[What to work on]
Set down the material once more, exactly as it appears.
======
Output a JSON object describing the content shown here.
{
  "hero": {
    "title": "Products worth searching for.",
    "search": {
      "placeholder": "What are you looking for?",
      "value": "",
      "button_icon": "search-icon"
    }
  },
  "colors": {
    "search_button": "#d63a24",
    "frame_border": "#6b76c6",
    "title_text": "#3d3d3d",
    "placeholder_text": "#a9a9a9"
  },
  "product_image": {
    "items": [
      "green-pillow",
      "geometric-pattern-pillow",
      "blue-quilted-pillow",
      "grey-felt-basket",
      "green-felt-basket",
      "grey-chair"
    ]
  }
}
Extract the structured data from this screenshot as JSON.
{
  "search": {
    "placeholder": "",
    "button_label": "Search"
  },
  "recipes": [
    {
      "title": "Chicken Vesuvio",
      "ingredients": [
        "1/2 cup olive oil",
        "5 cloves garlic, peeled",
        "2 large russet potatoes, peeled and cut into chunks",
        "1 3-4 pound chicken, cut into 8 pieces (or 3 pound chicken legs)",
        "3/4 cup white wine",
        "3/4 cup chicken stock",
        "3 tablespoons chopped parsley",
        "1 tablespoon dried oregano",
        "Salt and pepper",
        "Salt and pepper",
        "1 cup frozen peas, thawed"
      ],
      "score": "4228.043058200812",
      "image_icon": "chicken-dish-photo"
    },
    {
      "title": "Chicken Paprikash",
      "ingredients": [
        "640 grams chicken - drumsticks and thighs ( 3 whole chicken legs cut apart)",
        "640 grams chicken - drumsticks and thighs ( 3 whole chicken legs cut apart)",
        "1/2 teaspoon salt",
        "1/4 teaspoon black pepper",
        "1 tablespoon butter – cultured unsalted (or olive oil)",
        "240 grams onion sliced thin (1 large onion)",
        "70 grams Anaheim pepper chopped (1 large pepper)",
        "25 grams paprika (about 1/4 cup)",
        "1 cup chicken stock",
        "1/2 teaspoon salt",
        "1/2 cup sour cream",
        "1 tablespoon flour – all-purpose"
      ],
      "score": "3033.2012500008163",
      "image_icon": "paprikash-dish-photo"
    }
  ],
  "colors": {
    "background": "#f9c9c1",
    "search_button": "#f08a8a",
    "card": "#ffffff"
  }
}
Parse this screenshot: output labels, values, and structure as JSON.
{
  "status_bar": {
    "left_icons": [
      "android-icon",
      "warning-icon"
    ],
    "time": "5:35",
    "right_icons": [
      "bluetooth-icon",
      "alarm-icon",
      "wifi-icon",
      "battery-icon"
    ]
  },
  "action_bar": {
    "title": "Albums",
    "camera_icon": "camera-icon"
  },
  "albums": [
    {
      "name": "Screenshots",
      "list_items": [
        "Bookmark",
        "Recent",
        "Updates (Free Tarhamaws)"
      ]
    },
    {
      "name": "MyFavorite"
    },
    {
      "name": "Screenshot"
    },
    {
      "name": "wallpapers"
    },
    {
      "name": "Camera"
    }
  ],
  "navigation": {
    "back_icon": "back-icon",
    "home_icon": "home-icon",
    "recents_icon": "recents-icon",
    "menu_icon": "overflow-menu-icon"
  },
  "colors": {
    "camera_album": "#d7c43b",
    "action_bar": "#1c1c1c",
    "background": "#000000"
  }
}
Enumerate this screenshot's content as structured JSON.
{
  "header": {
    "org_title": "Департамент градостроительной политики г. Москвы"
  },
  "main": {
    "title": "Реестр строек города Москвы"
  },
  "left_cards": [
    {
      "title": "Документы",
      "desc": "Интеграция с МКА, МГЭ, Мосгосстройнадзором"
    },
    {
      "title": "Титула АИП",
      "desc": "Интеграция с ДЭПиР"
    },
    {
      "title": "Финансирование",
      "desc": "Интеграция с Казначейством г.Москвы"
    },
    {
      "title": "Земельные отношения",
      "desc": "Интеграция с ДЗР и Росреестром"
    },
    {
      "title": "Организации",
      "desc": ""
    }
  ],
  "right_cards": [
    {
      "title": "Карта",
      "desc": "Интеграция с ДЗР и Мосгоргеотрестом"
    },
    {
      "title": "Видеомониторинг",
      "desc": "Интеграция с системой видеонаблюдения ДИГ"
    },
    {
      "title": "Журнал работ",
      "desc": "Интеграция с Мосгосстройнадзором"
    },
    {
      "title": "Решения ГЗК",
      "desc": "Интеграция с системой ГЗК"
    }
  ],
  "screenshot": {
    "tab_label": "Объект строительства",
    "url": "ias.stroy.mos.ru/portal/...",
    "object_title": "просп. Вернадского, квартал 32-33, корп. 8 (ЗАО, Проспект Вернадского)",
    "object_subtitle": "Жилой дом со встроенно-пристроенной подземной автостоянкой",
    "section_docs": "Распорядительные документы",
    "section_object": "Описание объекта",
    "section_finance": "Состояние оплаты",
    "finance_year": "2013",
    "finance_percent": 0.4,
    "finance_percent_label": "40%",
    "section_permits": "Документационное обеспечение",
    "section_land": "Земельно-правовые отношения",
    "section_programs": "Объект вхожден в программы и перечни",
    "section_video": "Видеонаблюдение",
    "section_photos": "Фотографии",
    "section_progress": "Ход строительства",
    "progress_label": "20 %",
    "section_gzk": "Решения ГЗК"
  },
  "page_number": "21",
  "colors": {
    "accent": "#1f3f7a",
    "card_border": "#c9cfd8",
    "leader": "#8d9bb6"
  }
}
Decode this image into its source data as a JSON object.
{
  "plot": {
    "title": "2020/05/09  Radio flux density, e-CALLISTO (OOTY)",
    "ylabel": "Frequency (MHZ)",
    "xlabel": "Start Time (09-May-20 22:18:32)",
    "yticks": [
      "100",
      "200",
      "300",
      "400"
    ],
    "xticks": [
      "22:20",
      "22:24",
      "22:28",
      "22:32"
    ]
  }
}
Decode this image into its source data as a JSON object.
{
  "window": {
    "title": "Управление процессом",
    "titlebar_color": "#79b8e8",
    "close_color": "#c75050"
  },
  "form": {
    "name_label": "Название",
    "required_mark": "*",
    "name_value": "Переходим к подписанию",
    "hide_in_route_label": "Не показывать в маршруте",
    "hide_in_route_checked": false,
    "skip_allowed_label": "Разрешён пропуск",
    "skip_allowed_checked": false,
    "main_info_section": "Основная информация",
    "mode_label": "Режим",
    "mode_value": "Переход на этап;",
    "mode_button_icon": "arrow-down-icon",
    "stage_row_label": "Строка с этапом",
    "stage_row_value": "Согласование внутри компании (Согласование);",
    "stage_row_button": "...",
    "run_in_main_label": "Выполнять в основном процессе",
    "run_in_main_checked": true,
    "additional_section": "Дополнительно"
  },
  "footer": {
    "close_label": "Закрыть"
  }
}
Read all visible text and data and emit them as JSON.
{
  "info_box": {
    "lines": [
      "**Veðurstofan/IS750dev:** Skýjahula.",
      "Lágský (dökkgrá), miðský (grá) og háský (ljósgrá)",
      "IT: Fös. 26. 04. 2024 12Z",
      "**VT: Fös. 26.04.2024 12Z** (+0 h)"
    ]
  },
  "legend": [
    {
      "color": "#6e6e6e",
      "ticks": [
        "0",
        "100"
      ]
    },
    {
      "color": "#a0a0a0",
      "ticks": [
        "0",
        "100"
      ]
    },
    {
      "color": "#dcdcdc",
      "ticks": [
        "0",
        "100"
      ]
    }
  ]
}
======
[The response]
Output a JSON object describing the content shown here.
{
  "hero": {
    "title": "Products worth searching for.",
    "search": {
      "placeholder": "What are you looking for?",
      "value": "",
      "button_icon": "search-icon"
    }
  },
  "colors": {
    "search_button": "#d63a24",
    "frame_border": "#6b76c6",
    "title_text": "#3d3d3d",
    "placeholder_text": "#a9a9a9"
  },
  "product_image": {
    "items": [
      "green-pillow",
      "geometric-pattern-pillow",
      "blue-quilted-pillow",
      "grey-felt-basket",
      "green-felt-basket",
      "grey-chair"
    ]
  }
}
Extract the structured data from this screenshot as JSON.
{
  "search": {
    "placeholder": "",
    "button_label": "Search"
  },
  "recipes": [
    {
      "title": "Chicken Vesuvio",
      "ingredients": [
        "1/2 cup olive oil",
        "5 cloves garlic, peeled",
        "2 large russet potatoes, peeled and cut into chunks",
        "1 3-4 pound chicken, cut into 8 pieces (or 3 pound chicken legs)",
        "3/4 cup white wine",
        "3/4 cup chicken stock",
        "3 tablespoons chopped parsley",
        "1 tablespoon dried oregano",
        "Salt and pepper",
        "Salt and pepper",
        "1 cup frozen peas, thawed"
      ],
      "score": "4228.043058200812",
      "image_icon": "chicken-dish-photo"
    },
    {
      "title": "Chicken Paprikash",
      "ingredients": [
        "640 grams chicken - drumsticks and thighs ( 3 whole chicken legs cut apart)",
        "640 grams chicken - drumsticks and thighs ( 3 whole chicken legs cut apart)",
        "1/2 teaspoon salt",
        "1/4 teaspoon black pepper",
        "1 tablespoon butter – cultured unsalted (or olive oil)",
        "240 grams onion sliced thin (1 large onion)",
        "70 grams Anaheim pepper chopped (1 large pepper)",
        "25 grams paprika (about 1/4 cup)",
        "1 cup chicken stock",
        "1/2 teaspoon salt",
        "1/2 cup sour cream",
        "1 tablespoon flour – all-purpose"
      ],
      "score": "3033.2012500008163",
      "image_icon": "paprikash-dish-photo"
    }
  ],
  "colors": {
    "background": "#f9c9c1",
    "search_button": "#f08a8a",
    "card": "#ffffff"
  }
}
Parse this screenshot: output labels, values, and structure as JSON.
{
  "status_bar": {
    "left_icons": [
      "android-icon",
      "warning-icon"
    ],
    "time": "5:35",
    "right_icons": [
      "bluetooth-icon",
      "alarm-icon",
      "wifi-icon",
      "battery-icon"
    ]
  },
  "action_bar": {
    "title": "Albums",
    "camera_icon": "camera-icon"
  },
  "albums": [
    {
      "name": "Screenshots",
      "list_items": [
        "Bookmark",
        "Recent",
        "Updates (Free Tarhamaws)"
      ]
    },
    {
      "name": "MyFavorite"
    },
    {
      "name": "Screenshot"
    },
    {
      "name": "wallpapers"
    },
    {
      "name": "Camera"
    }
  ],
  "navigation": {
    "back_icon": "back-icon",
    "home_icon": "home-icon",
    "recents_icon": "recents-icon",
    "menu_icon": "overflow-menu-icon"
  },
  "colors": {
    "camera_album": "#d7c43b",
    "action_bar": "#1c1c1c",
    "background": "#000000"
  }
}
Enumerate this screenshot's content as structured JSON.
{
  "header": {
    "org_title": "Департамент градостроительной политики г. Москвы"
  },
  "main": {
    "title": "Реестр строек города Москвы"
  },
  "left_cards": [
    {
      "title": "Документы",
      "desc": "Интеграция с МКА, МГЭ, Мосгосстройнадзором"
    },
    {
      "title": "Титула АИП",
      "desc": "Интеграция с ДЭПиР"
    },
    {
      "title": "Финансирование",
      "desc": "Интеграция с Казначейством г.Москвы"
    },
    {
      "title": "Земельные отношения",
      "desc": "Интеграция с ДЗР и Росреестром"
    },
    {
      "title": "Организации",
      "desc": ""
    }
  ],
  "right_cards": [
    {
      "title": "Карта",
      "desc": "Интеграция с ДЗР и Мосгоргеотрестом"
    },
    {
      "title": "Видеомониторинг",
      "desc": "Интеграция с системой видеонаблюдения ДИГ"
    },
    {
      "title": "Журнал работ",
      "desc": "Интеграция с Мосгосстройнадзором"
    },
    {
      "title": "Решения ГЗК",
      "desc": "Интеграция с системой ГЗК"
    }
  ],
  "screenshot": {
    "tab_label": "Объект строительства",
    "url": "ias.stroy.mos.ru/portal/...",
    "object_title": "просп. Вернадского, квартал 32-33, корп. 8 (ЗАО, Проспект Вернадского)",
    "object_subtitle": "Жилой дом со встроенно-пристроенной подземной автостоянкой",
    "section_docs": "Распорядительные документы",
    "section_object": "Описание объекта",
    "section_finance": "Состояние оплаты",
    "finance_year": "2013",
    "finance_percent": 0.4,
    "finance_percent_label": "40%",
    "section_permits": "Документационное обеспечение",
    "section_land": "Земельно-правовые отношения",
    "section_programs": "Объект вхожден в программы и перечни",
    "section_video": "Видеонаблюдение",
    "section_photos": "Фотографии",
    "section_progress": "Ход строительства",
    "progress_label": "20 %",
    "section_gzk": "Решения ГЗК"
  },
  "page_number": "21",
  "colors": {
    "accent": "#1f3f7a",
    "card_border": "#c9cfd8",
    "leader": "#8d9bb6"
  }
}
Decode this image into its source data as a JSON object.
{
  "plot": {
    "title": "2020/05/09  Radio flux density, e-CALLISTO (OOTY)",
    "ylabel": "Frequency (MHZ)",
    "xlabel": "Start Time (09-May-20 22:18:32)",
    "yticks": [
      "100",
      "200",
      "300",
      "400"
    ],
    "xticks": [
      "22:20",
      "22:24",
      "22:28",
      "22:32"
    ]
  }
}
Decode this image into its source data as a JSON object.
{
  "window": {
    "title": "Управление процессом",
    "titlebar_color": "#79b8e8",
    "close_color": "#c75050"
  },
  "form": {
    "name_label": "Название",
    "required_mark": "*",
    "name_value": "Переходим к подписанию",
    "hide_in_route_label": "Не показывать в маршруте",
    "hide_in_route_checked": false,
    "skip_allowed_label": "Разрешён пропуск",
    "skip_allowed_checked": false,
    "main_info_section": "Основная информация",
    "mode_label": "Режим",
    "mode_value": "Переход на этап;",
    "mode_button_icon": "arrow-down-icon",
    "stage_row_label": "Строка с этапом",
    "stage_row_value": "Согласование внутри компании (Согласование);",
    "stage_row_button": "...",
    "run_in_main_label": "Выполнять в основном процессе",
    "run_in_main_checked": true,
    "additional_section": "Дополнительно"
  },
  "footer": {
    "close_label": "Закрыть"
  }
}
Read all visible text and data and emit them as JSON.
{
  "info_box": {
    "lines": [
      "**Veðurstofan/IS750dev:** Skýjahula.",
      "Lágský (dökkgrá), miðský (grá) og háský (ljósgrá)",
      "IT: Fös. 26. 04. 2024 12Z",
      "**VT: Fös. 26.04.2024 12Z** (+0 h)"
    ]
  },
  "legend": [
    {
      "color": "#6e6e6e",
      "ticks": [
        "0",
        "100"
      ]
    },
    {
      "color": "#a0a0a0",
      "ticks": [
        "0",
        "100"
      ]
    },
    {
      "color": "#dcdcdc",
      "ticks": [
        "0",
        "100"
      ]
    }
  ]
}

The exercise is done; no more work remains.